### [EXERCISE REQUIREMENTS]
Reading the listing below, count the lines that contain the word "sync" and give that count alone.
★ ★ ★ ★ ★
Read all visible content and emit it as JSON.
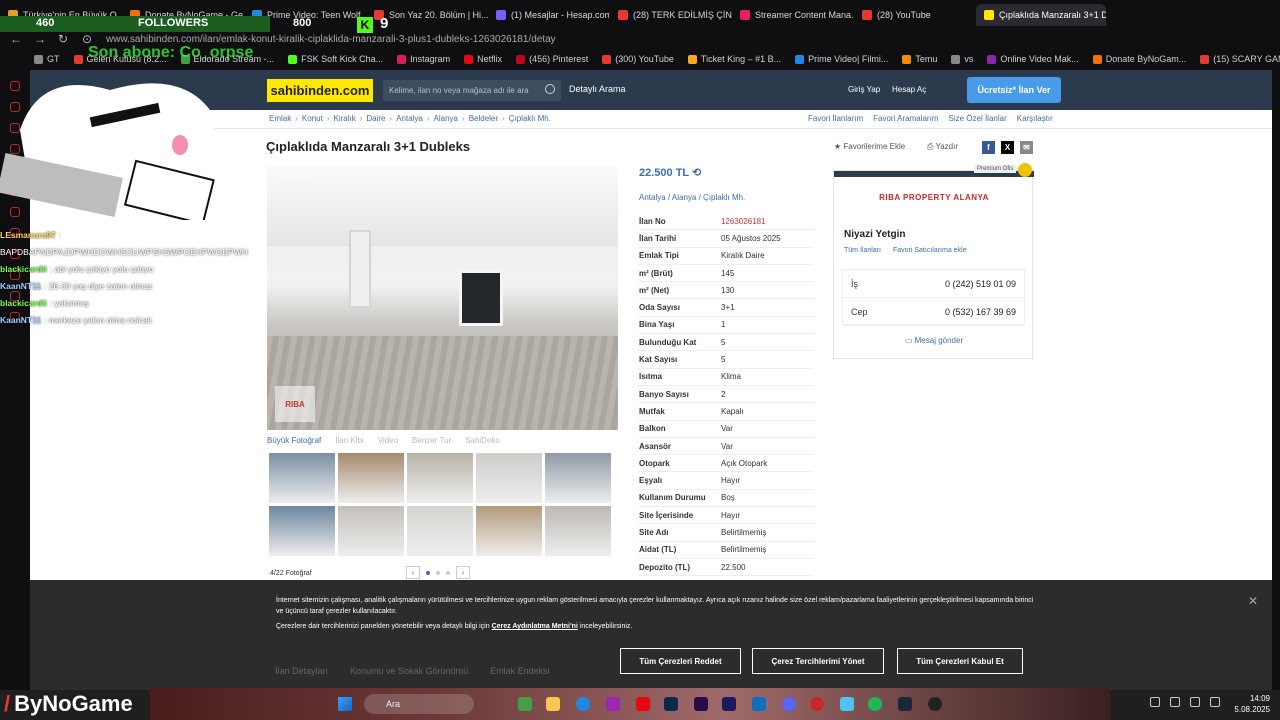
{
  "browser": {
    "tabs": [
      {
        "label": "Türkiye'nin En Büyük O...",
        "color": "#e0a020"
      },
      {
        "label": "Donate ByNoGame - Ge...",
        "color": "#f07000"
      },
      {
        "label": "Prime Video: Teen Wolf",
        "color": "#1e88e5"
      },
      {
        "label": "Son Yaz 20. Bölüm | Hi...",
        "color": "#e53935"
      },
      {
        "label": "(1) Mesajlar - Hesap.com",
        "color": "#7b5cff"
      },
      {
        "label": "(28) TERK EDİLMİŞ ÇİN...",
        "color": "#e53935"
      },
      {
        "label": "Streamer Content Mana...",
        "color": "#e91e63"
      },
      {
        "label": "(28) YouTube",
        "color": "#e53935"
      },
      {
        "label": "Çıplaklıda Manzaralı 3+1 D...",
        "color": "#ffe800",
        "active": true
      }
    ],
    "url": "www.sahibinden.com/ilan/emlak-konut-kiralik-ciplaklida-manzarali-3-plus1-dubleks-1263026181/detay",
    "bookmarks": [
      {
        "label": "GT",
        "color": "#888"
      },
      {
        "label": "Gelen Kutusu (8.2...",
        "color": "#e53935"
      },
      {
        "label": "Eldorado Stream -...",
        "color": "#43a047"
      },
      {
        "label": "FSK Soft Kick Cha...",
        "color": "#53fc18"
      },
      {
        "label": "Instagram",
        "color": "#d81b60"
      },
      {
        "label": "Netflix",
        "color": "#e50914"
      },
      {
        "label": "(456) Pinterest",
        "color": "#bd081c"
      },
      {
        "label": "(300) YouTube",
        "color": "#e53935"
      },
      {
        "label": "Ticket King – #1 B...",
        "color": "#f9a825"
      },
      {
        "label": "Prime Video| Filmi...",
        "color": "#1e88e5"
      },
      {
        "label": "Temu",
        "color": "#fb8c00"
      },
      {
        "label": "vs",
        "color": "#888"
      },
      {
        "label": "Online Video Mak...",
        "color": "#8e24aa"
      },
      {
        "label": "Donate ByNoGam...",
        "color": "#f07000"
      },
      {
        "label": "(15) SCARY GAME...",
        "color": "#e53935"
      }
    ]
  },
  "site": {
    "logo": "sahibinden.com",
    "search_placeholder": "Kelime, ilan no veya mağaza adı ile ara",
    "detailed_search": "Detaylı Arama",
    "login": "Giriş Yap",
    "account": "Hesap Aç",
    "post_ad": "Ücretsiz* İlan Ver",
    "breadcrumbs": [
      "Emlak",
      "Konut",
      "Kiralık",
      "Daire",
      "Antalya",
      "Alanya",
      "Beldeler",
      "Çıplaklı Mh."
    ],
    "right_links": [
      "Favori İlanlarım",
      "Favori Aramalarım",
      "Size Özel İlanlar",
      "Karşılaştır"
    ]
  },
  "listing": {
    "title": "Çıplaklıda Manzaralı 3+1 Dubleks",
    "add_favorite": "Favorilerime Ekle",
    "print": "Yazdır",
    "price": "22.500 TL",
    "location": "Antalya  /  Alanya  /  Çıplaklı Mh.",
    "photo_id": "#1263026181",
    "watermark": "RIBA",
    "photo_tabs": [
      "Büyük Fotoğraf",
      "İlan Kibi",
      "Video",
      "Benzer Tur",
      "SahiDeko"
    ],
    "photo_count": "4/22 Fotoğraf",
    "details": [
      {
        "k": "İlan No",
        "v": "1263026181",
        "red": true
      },
      {
        "k": "İlan Tarihi",
        "v": "05 Ağustos 2025"
      },
      {
        "k": "Emlak Tipi",
        "v": "Kiralık Daire"
      },
      {
        "k": "m² (Brüt)",
        "v": "145"
      },
      {
        "k": "m² (Net)",
        "v": "130"
      },
      {
        "k": "Oda Sayısı",
        "v": "3+1"
      },
      {
        "k": "Bina Yaşı",
        "v": "1"
      },
      {
        "k": "Bulunduğu Kat",
        "v": "5"
      },
      {
        "k": "Kat Sayısı",
        "v": "5"
      },
      {
        "k": "Isıtma",
        "v": "Klima"
      },
      {
        "k": "Banyo Sayısı",
        "v": "2"
      },
      {
        "k": "Mutfak",
        "v": "Kapalı"
      },
      {
        "k": "Balkon",
        "v": "Var"
      },
      {
        "k": "Asansör",
        "v": "Var"
      },
      {
        "k": "Otopark",
        "v": "Açık Otopark"
      },
      {
        "k": "Eşyalı",
        "v": "Hayır"
      },
      {
        "k": "Kullanım Durumu",
        "v": "Boş"
      },
      {
        "k": "Site İçerisinde",
        "v": "Hayır"
      },
      {
        "k": "Site Adı",
        "v": "Belirtilmemiş"
      },
      {
        "k": "Aidat (TL)",
        "v": "Belirtilmemiş"
      },
      {
        "k": "Depozito (TL)",
        "v": "22.500"
      }
    ]
  },
  "seller": {
    "premium": "Premium Ofis",
    "store": "RIBA PROPERTY ALANYA",
    "name": "Niyazi Yetgin",
    "all_ads": "Tüm İlanları",
    "add_fav_seller": "Favori Satıcılarıma ekle",
    "phones": [
      {
        "label": "İş",
        "number": "0 (242) 519 01 09"
      },
      {
        "label": "Cep",
        "number": "0 (532) 167 39 69"
      }
    ],
    "send_message": "Mesaj gönder"
  },
  "cookie": {
    "text1": "İnternet sitemizin çalışması, analitik çalışmaların yürütülmesi ve tercihlerinize uygun reklam gösterilmesi amacıyla çerezler kullanmaktayız. Ayrıca açık rızanız halinde size özel reklam/pazarlama faaliyetlerinin gerçekleştirilmesi kapsamında birinci ve üçüncü taraf çerezler kullanılacaktır.",
    "text2": "Çerezlere dair tercihlerinizi panelden yönetebilir veya detaylı bilgi için",
    "text2_link": "Çerez Aydınlatma Metni'ni",
    "text2_end": "inceleyebilirsiniz.",
    "reject": "Tüm Çerezleri Reddet",
    "manage": "Çerez Tercihlerimi Yönet",
    "accept": "Tüm Çerezleri Kabul Et",
    "bottom_tabs": [
      "İlan Detayları",
      "Konumu ve Sokak Görünümü",
      "Emlak Endeksi"
    ]
  },
  "overlay": {
    "followers_count": "460",
    "followers_label": "FOLLOWERS",
    "followers_goal": "800",
    "kick_count": "9",
    "last_sub": "Son abone: Co_orpse",
    "chat": [
      {
        "user": "LEsmanura97",
        "msg": ":",
        "cls": "y"
      },
      {
        "user": "",
        "msg": "BAPDBAPNDPAJDPWHDOWHSOUWPSHSWPOEHPWGEPWH",
        "cls": ""
      },
      {
        "user": "blackicardii",
        "msg": ": abi yolu çekiyo yolu çatıyo",
        "cls": ""
      },
      {
        "user": "KaanNT11",
        "msg": ": 26-30 yaş diye zaten olmaz",
        "cls": "b"
      },
      {
        "user": "blackicardii",
        "msg": ": yakınmış",
        "cls": ""
      },
      {
        "user": "KaanNT11",
        "msg": ": merkeze yakın olma nolcak",
        "cls": "b"
      }
    ],
    "brand": "ByNoGame"
  },
  "taskbar": {
    "search": "Ara",
    "time": "14:09",
    "date": "5.08.2025"
  }
}
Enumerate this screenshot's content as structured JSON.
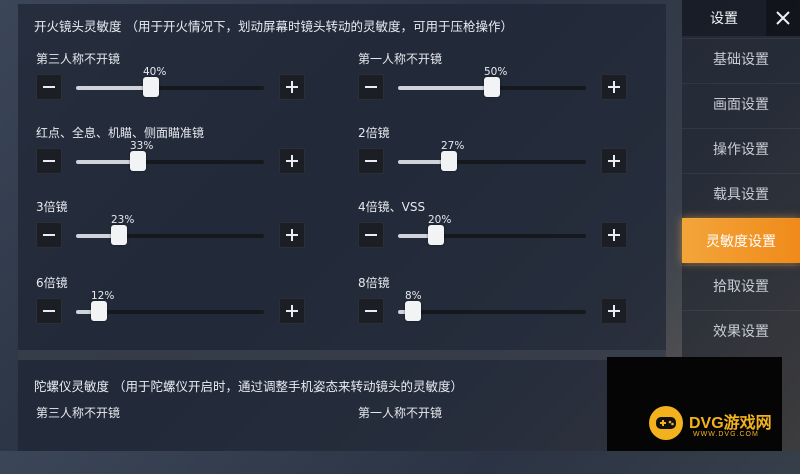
{
  "fire_section": {
    "title": "开火镜头灵敏度 （用于开火情况下，划动屏幕时镜头转动的灵敏度，可用于压枪操作）",
    "settings": [
      {
        "label": "第三人称不开镜",
        "value_text": "40%",
        "value": 0.4
      },
      {
        "label": "第一人称不开镜",
        "value_text": "50%",
        "value": 0.5
      },
      {
        "label": "红点、全息、机瞄、侧面瞄准镜",
        "value_text": "33%",
        "value": 0.33
      },
      {
        "label": "2倍镜",
        "value_text": "27%",
        "value": 0.27
      },
      {
        "label": "3倍镜",
        "value_text": "23%",
        "value": 0.23
      },
      {
        "label": "4倍镜、VSS",
        "value_text": "20%",
        "value": 0.2
      },
      {
        "label": "6倍镜",
        "value_text": "12%",
        "value": 0.12
      },
      {
        "label": "8倍镜",
        "value_text": "8%",
        "value": 0.08
      }
    ]
  },
  "gyro_section": {
    "title": "陀螺仪灵敏度 （用于陀螺仪开启时，通过调整手机姿态来转动镜头的灵敏度）",
    "settings": [
      {
        "label": "第三人称不开镜"
      },
      {
        "label": "第一人称不开镜"
      }
    ]
  },
  "sidebar": {
    "title": "设置",
    "close_icon": "close-icon",
    "items": [
      {
        "label": "基础设置",
        "active": false
      },
      {
        "label": "画面设置",
        "active": false
      },
      {
        "label": "操作设置",
        "active": false
      },
      {
        "label": "载具设置",
        "active": false
      },
      {
        "label": "灵敏度设置",
        "active": true
      },
      {
        "label": "拾取设置",
        "active": false
      },
      {
        "label": "效果设置",
        "active": false
      }
    ]
  },
  "watermark": {
    "brand": "DVG游戏网",
    "url": "WWW.DVG.COM"
  },
  "colors": {
    "accent": "#f08a1a",
    "watermark": "#f3b21d"
  }
}
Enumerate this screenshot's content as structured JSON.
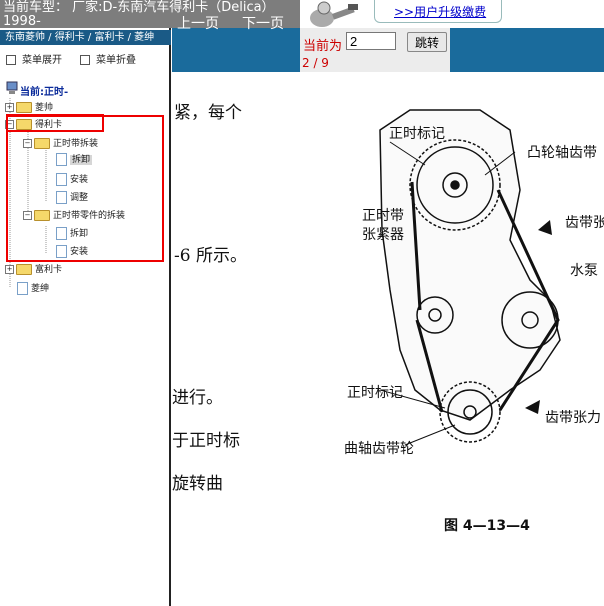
{
  "header": {
    "car_model": "当前车型： 厂家:D-东南汽车得利卡（Delica）1998-",
    "upgrade_link": ">>用户升级缴费"
  },
  "nav": {
    "prev": "上一页",
    "next": "下一页",
    "current_label": "当前为",
    "page_value": "2",
    "jump": "跳转",
    "page_count": "2 / 9"
  },
  "sidebar": {
    "breadcrumb": "东南菱帅 / 得利卡 / 富利卡 / 菱绅",
    "expand_all": "菜单展开",
    "collapse_all": "菜单折叠",
    "current": "当前:正时-",
    "tree": {
      "lingshuai": "菱帅",
      "delica": "得利卡",
      "timing_belt": "正时带拆装",
      "remove": "拆卸",
      "install": "安装",
      "adjust": "调整",
      "timing_parts": "正时带零件的拆装",
      "remove2": "拆卸",
      "install2": "安装",
      "fulika": "富利卡",
      "lingshen": "菱绅"
    }
  },
  "content": {
    "line1": "紧，每个",
    "line2": "-6 所示。",
    "line3": "进行。",
    "line4": "于正时标",
    "line5": "旋转曲",
    "labels": {
      "timing_mark_top": "正时标记",
      "cam_sprocket": "凸轮轴齿带",
      "belt_tensioner": "正时带\n张紧器",
      "toothed_belt": "齿带张",
      "water_pump": "水泵",
      "timing_mark_bottom": "正时标记",
      "belt_tension": "齿带张力",
      "crank_sprocket": "曲轴齿带轮",
      "figure": "图 4—13—4"
    }
  },
  "colors": {
    "nav_blue": "#1a6b9c",
    "header_gray": "#7d7d7d",
    "highlight_red": "#e00000",
    "page_red": "#cc0000"
  }
}
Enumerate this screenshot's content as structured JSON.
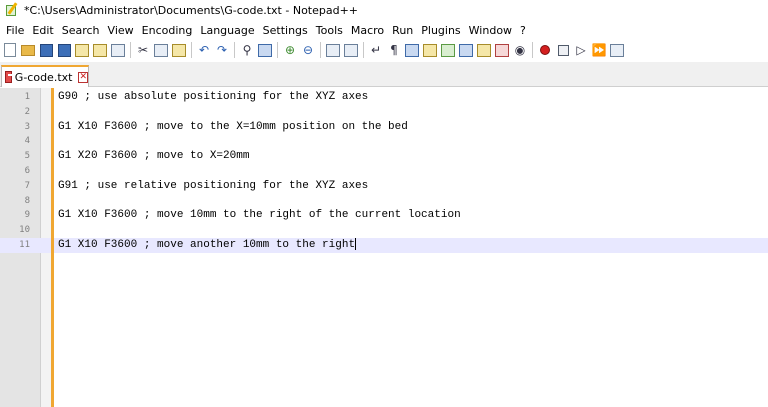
{
  "window": {
    "title": "*C:\\Users\\Administrator\\Documents\\G-code.txt - Notepad++",
    "icon": "notepad-plus-plus-icon"
  },
  "menu": {
    "items": [
      "File",
      "Edit",
      "Search",
      "View",
      "Encoding",
      "Language",
      "Settings",
      "Tools",
      "Macro",
      "Run",
      "Plugins",
      "Window",
      "?"
    ]
  },
  "toolbar": {
    "icons": [
      "new-file-icon",
      "open-file-icon",
      "save-icon",
      "save-all-icon",
      "close-icon",
      "close-all-icon",
      "print-icon",
      "cut-icon",
      "copy-icon",
      "paste-icon",
      "undo-icon",
      "redo-icon",
      "find-icon",
      "replace-icon",
      "zoom-in-icon",
      "zoom-out-icon",
      "sync-vertical-icon",
      "sync-horizontal-icon",
      "word-wrap-icon",
      "show-all-chars-icon",
      "indent-guide-icon",
      "user-language-icon",
      "document-map-icon",
      "function-list-icon",
      "folder-workspace-icon",
      "monitoring-icon",
      "record-macro-icon",
      "stop-macro-icon",
      "play-macro-icon",
      "run-macro-multiple-icon",
      "save-macro-icon"
    ]
  },
  "tab": {
    "label": "G-code.txt",
    "icon": "unsaved-file-icon"
  },
  "colors": {
    "accent_orange": "#f0a732",
    "current_line": "#e8e8ff",
    "gutter": "#e4e4e4"
  },
  "editor": {
    "lines": [
      {
        "n": "1",
        "text": "G90 ; use absolute positioning for the XYZ axes"
      },
      {
        "n": "2",
        "text": ""
      },
      {
        "n": "3",
        "text": "G1 X10 F3600 ; move to the X=10mm position on the bed"
      },
      {
        "n": "4",
        "text": ""
      },
      {
        "n": "5",
        "text": "G1 X20 F3600 ; move to X=20mm"
      },
      {
        "n": "6",
        "text": ""
      },
      {
        "n": "7",
        "text": "G91 ; use relative positioning for the XYZ axes"
      },
      {
        "n": "8",
        "text": ""
      },
      {
        "n": "9",
        "text": "G1 X10 F3600 ; move 10mm to the right of the current location"
      },
      {
        "n": "10",
        "text": ""
      },
      {
        "n": "11",
        "text": "G1 X10 F3600 ; move another 10mm to the right"
      }
    ],
    "current_line": "11"
  }
}
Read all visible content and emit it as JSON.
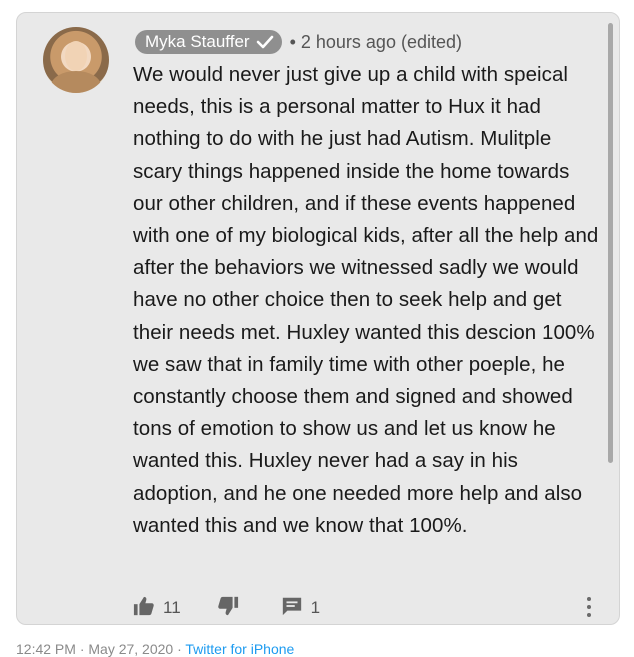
{
  "comment": {
    "author": "Myka Stauffer",
    "meta": "• 2 hours ago (edited)",
    "text": "We would never just give up a child with speical needs, this is a personal matter to Hux it had nothing to do with he just had Autism. Mulitple scary things happened inside the home towards our other children, and if these events happened with one of my biological kids, after all the help and after the behaviors we witnessed sadly we would have no other choice then to seek help and get their needs met. Huxley wanted this descion 100% we saw that in family time with other poeple, he constantly choose them and signed and showed tons of emotion to show us and let us know he wanted this. Huxley never had a say in his adoption, and he one needed more help and also wanted this and we know that 100%.",
    "like_count": "11",
    "reply_count": "1"
  },
  "tweet_footer": {
    "timestamp": "12:42 PM · May 27, 2020 · ",
    "source": "Twitter for iPhone"
  },
  "icons": {
    "verified": "check-icon",
    "like": "thumbs-up-icon",
    "dislike": "thumbs-down-icon",
    "reply": "comment-icon",
    "more": "more-vertical-icon"
  },
  "colors": {
    "card_bg": "#e9e9e9",
    "name_chip": "#8f8f8f",
    "link": "#1d9bf0"
  }
}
★ ★ ★ ★ ★
### [ANSWER FOR THIS EXERCISE]
2